■ Required task
Beginning at the line containing "Type out the text in this image." and continuing to the end of the records below, give each line again exactly as it stands, and only those lines.

----------

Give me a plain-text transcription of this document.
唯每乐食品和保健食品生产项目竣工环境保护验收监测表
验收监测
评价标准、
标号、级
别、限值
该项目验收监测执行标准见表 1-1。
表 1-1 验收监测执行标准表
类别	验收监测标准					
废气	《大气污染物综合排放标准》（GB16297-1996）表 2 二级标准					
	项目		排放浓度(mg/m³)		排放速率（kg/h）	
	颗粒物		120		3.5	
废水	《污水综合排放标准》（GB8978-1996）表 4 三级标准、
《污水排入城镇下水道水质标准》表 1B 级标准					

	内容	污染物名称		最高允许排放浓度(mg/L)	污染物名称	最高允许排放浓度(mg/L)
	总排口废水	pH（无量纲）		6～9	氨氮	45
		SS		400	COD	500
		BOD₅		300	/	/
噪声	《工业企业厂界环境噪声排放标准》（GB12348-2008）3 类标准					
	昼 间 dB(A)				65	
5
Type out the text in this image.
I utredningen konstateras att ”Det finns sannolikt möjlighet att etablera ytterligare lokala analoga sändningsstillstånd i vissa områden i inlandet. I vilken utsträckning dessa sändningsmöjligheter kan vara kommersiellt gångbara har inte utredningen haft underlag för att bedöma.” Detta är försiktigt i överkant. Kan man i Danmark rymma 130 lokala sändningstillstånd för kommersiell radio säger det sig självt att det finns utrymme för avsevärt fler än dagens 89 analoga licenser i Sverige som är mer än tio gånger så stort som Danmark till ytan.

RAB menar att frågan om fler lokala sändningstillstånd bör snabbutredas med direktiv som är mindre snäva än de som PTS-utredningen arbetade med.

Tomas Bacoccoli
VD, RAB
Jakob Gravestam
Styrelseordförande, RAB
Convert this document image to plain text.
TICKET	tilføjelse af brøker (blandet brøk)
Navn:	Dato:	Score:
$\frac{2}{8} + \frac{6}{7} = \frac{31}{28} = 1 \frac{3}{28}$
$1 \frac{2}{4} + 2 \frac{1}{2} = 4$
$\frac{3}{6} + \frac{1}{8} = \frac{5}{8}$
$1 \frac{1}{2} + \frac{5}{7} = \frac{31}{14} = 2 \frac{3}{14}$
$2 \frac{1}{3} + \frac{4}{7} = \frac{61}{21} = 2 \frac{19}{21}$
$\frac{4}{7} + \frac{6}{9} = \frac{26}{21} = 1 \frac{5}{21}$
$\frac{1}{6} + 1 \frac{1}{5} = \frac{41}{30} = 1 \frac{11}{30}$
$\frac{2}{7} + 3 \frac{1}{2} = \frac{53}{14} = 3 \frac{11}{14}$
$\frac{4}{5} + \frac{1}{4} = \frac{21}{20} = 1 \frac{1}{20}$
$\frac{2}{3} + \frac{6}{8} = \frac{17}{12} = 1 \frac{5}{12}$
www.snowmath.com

----------

■ Solution for this task
Type out the text in this image.
I utredningen konstateras att ”Det finns sannolikt möjlighet att etablera ytterligare lokala analoga sändningsstillstånd i vissa områden i inlandet. I vilken utsträckning dessa sändningsmöjligheter kan vara kommersiellt gångbara har inte utredningen haft underlag för att bedöma.” Detta är försiktigt i överkant. Kan man i Danmark rymma 130 lokala sändningstillstånd för kommersiell radio säger det sig självt att det finns utrymme för avsevärt fler än dagens 89 analoga licenser i Sverige som är mer än tio gånger så stort som Danmark till ytan.

RAB menar att frågan om fler lokala sändningstillstånd bör snabbutredas med direktiv som är mindre snäva än de som PTS-utredningen arbetade med.

Tomas Bacoccoli
VD, RAB
Jakob Gravestam
Styrelseordförande, RAB
Convert this document image to plain text.
TICKET	tilføjelse af brøker (blandet brøk)
Navn:	Dato:	Score:
$\frac{2}{8} + \frac{6}{7} = \frac{31}{28} = 1 \frac{3}{28}$
$1 \frac{2}{4} + 2 \frac{1}{2} = 4$
$\frac{3}{6} + \frac{1}{8} = \frac{5}{8}$
$1 \frac{1}{2} + \frac{5}{7} = \frac{31}{14} = 2 \frac{3}{14}$
$2 \frac{1}{3} + \frac{4}{7} = \frac{61}{21} = 2 \frac{19}{21}$
$\frac{4}{7} + \frac{6}{9} = \frac{26}{21} = 1 \frac{5}{21}$
$\frac{1}{6} + 1 \frac{1}{5} = \frac{41}{30} = 1 \frac{11}{30}$
$\frac{2}{7} + 3 \frac{1}{2} = \frac{53}{14} = 3 \frac{11}{14}$
$\frac{4}{5} + \frac{1}{4} = \frac{21}{20} = 1 \frac{1}{20}$
$\frac{2}{3} + \frac{6}{8} = \frac{17}{12} = 1 \frac{5}{12}$
www.snowmath.com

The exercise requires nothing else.